## [TEXT SECTION]

Short answer: yes, Fisher says it's ok but with a big asterisk at the end of "ok"

From their product bulletin:

"We are pleased to announce that FISHER® snowplows are compatible with all 2018 Ford F-150 4X4 models; this includes trucks without the optional plow prep package. Fisher Engineering has thoroughly tested this vehicle in conjunction with FISHER snowplows under a wide variety of conditions. The tests included extensive lab testing under worst case vehicle and snowplow electrical loading. In addition to lab testing, dynamic handling and braking tests were performed under maximum electrical plowing loads conducted with an independent transportation research facility. In all cases, the 2018 Ford F-150 passed testing criteria and is a valid application when equipped with approved FISHER plow products. The 2018 Ford F-150 continues to meet all FMVSS/CMVSS safety standards regarding air bag deployment and crash worthiness based on testing of the vehicle line."

## [AIM OF THE EXERCISE]
List every kind of testing that the post about Fisher snowplows on the 2018 Ford F-150 says was carried out.

## [RECORDED DATA]
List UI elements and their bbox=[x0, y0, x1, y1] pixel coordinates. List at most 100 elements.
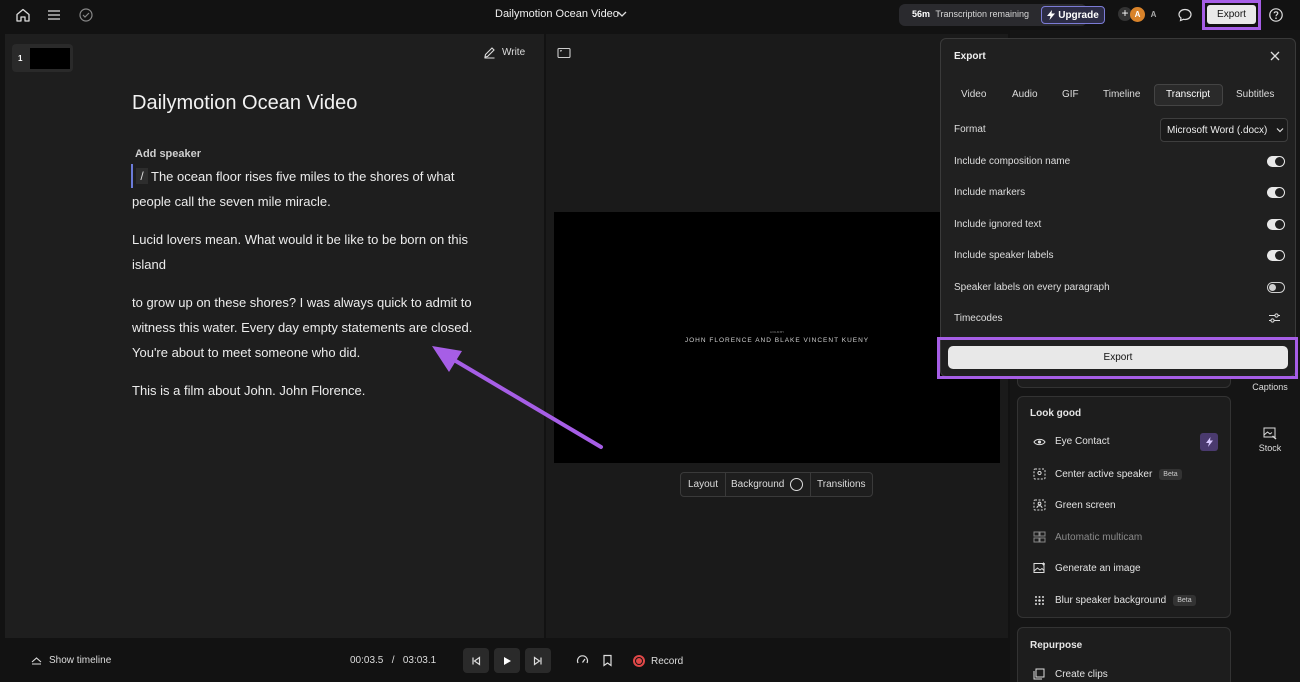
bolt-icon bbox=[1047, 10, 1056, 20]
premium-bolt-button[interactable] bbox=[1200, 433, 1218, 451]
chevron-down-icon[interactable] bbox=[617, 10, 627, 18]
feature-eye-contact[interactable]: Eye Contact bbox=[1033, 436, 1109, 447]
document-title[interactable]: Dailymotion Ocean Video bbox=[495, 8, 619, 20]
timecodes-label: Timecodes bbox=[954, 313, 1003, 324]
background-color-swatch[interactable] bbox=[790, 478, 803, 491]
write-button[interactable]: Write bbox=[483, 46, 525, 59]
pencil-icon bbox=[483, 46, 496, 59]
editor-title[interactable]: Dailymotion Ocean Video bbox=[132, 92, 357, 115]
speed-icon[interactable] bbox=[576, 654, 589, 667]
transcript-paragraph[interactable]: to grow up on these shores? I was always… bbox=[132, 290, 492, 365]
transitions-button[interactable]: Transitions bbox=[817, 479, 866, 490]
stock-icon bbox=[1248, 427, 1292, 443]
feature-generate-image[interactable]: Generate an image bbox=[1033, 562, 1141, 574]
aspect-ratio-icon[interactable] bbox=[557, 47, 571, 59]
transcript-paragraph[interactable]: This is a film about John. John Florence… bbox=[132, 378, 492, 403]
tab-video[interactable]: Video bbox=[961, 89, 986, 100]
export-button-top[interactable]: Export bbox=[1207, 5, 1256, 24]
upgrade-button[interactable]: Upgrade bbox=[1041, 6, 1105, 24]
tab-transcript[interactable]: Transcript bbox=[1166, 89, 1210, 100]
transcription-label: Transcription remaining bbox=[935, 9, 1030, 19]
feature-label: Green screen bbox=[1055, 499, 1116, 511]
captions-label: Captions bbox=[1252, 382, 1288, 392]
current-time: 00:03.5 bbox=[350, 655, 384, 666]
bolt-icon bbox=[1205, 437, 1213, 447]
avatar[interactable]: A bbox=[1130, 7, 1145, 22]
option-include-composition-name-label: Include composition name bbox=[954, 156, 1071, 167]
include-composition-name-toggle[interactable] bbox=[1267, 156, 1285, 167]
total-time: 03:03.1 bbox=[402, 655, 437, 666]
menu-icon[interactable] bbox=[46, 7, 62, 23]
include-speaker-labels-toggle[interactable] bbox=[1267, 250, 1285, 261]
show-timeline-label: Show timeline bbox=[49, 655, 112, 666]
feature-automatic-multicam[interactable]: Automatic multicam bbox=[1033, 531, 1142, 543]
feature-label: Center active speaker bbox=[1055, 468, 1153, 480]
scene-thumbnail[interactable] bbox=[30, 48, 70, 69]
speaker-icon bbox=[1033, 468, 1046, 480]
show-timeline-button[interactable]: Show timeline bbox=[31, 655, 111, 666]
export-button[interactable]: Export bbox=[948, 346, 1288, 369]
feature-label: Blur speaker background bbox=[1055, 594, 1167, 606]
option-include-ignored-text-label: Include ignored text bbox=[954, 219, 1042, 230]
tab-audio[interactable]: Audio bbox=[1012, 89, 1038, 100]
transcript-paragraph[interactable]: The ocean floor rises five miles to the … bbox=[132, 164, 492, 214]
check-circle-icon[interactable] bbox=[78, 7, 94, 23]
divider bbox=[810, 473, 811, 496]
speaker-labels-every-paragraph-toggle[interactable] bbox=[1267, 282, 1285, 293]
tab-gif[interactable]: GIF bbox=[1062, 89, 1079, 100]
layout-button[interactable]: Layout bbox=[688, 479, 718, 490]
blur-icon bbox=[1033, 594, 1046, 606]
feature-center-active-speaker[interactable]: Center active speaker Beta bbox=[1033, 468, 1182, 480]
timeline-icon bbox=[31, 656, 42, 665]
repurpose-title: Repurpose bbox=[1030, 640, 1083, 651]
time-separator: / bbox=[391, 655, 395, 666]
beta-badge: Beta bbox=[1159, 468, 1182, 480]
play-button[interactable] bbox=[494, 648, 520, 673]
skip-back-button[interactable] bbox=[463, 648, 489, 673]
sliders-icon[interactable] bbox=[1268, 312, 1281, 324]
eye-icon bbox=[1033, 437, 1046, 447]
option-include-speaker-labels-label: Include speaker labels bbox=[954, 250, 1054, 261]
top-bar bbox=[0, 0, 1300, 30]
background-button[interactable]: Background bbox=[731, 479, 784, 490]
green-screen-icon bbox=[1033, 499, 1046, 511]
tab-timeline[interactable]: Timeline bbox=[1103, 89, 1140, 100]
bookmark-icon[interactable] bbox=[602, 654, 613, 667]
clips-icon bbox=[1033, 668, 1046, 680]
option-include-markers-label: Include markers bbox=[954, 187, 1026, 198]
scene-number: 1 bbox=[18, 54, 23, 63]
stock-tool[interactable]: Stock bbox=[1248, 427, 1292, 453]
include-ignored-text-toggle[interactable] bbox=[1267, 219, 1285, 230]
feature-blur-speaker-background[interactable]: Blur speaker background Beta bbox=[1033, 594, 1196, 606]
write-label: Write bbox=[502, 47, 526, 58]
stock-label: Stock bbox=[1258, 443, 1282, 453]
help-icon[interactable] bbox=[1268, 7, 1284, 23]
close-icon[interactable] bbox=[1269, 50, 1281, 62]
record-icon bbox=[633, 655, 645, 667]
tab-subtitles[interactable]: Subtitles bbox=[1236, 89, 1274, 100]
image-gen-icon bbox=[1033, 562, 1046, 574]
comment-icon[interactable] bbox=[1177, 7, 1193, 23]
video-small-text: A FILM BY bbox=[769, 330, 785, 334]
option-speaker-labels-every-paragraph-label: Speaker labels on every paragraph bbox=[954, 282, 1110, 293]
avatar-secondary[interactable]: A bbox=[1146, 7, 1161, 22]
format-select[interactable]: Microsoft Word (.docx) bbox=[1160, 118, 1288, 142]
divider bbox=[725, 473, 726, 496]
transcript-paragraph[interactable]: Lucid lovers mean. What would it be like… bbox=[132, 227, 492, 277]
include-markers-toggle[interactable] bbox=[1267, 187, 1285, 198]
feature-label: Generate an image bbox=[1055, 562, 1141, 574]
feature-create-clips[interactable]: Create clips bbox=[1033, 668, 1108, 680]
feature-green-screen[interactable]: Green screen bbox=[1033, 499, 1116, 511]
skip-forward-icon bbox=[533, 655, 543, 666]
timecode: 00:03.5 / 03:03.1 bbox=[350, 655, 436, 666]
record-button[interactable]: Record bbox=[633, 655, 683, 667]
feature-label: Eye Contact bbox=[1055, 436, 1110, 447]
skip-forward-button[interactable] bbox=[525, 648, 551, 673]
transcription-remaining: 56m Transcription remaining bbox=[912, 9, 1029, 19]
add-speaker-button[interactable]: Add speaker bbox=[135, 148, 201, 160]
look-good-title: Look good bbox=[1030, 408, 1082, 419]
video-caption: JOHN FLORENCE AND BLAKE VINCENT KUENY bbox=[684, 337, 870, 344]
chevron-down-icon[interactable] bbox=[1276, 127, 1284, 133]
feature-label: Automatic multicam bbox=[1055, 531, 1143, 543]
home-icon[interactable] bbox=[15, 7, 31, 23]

--

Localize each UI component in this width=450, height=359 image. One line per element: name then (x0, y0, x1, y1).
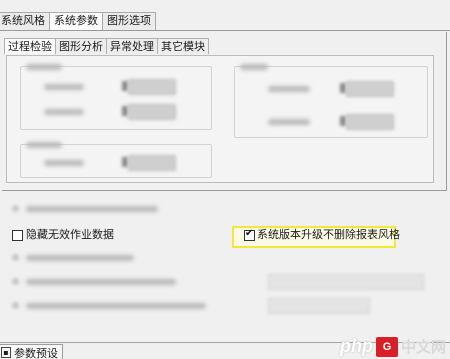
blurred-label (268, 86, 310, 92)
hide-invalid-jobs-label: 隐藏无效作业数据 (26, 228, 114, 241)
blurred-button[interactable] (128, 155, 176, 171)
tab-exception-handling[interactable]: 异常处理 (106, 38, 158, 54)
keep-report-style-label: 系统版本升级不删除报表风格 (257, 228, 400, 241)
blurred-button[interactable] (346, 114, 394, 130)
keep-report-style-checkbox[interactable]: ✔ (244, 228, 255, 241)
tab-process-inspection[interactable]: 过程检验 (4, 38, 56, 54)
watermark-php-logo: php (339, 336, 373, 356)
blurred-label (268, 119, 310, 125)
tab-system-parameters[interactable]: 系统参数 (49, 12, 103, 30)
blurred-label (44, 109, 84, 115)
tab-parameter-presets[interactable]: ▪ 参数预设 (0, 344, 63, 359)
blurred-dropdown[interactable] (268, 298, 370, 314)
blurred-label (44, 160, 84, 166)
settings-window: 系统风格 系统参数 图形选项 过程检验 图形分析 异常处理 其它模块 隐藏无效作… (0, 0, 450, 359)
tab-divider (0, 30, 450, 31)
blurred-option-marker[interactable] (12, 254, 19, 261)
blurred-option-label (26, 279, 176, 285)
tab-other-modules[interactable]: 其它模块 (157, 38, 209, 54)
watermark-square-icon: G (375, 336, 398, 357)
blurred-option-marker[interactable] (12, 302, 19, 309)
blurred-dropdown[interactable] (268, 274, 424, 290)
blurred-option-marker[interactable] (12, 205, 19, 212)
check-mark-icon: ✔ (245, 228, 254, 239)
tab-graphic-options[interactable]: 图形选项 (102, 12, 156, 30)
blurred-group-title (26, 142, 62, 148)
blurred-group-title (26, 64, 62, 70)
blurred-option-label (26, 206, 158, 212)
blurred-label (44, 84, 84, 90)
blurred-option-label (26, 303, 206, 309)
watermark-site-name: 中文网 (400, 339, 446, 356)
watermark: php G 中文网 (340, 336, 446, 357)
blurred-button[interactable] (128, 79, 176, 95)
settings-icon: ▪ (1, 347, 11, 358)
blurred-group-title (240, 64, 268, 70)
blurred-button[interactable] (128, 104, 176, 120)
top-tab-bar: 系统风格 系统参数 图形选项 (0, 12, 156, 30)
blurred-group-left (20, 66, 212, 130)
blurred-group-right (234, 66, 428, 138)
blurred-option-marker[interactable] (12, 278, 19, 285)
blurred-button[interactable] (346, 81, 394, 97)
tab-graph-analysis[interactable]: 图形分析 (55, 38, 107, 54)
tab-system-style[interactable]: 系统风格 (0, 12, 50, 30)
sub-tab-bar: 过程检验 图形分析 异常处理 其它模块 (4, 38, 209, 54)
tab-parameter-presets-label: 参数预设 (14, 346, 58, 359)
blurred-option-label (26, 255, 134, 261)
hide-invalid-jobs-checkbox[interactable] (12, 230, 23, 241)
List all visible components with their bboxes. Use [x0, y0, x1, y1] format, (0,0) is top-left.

## [TASK RESPONSE]
- Lab testing
- Dynamic handling tests
- Braking tests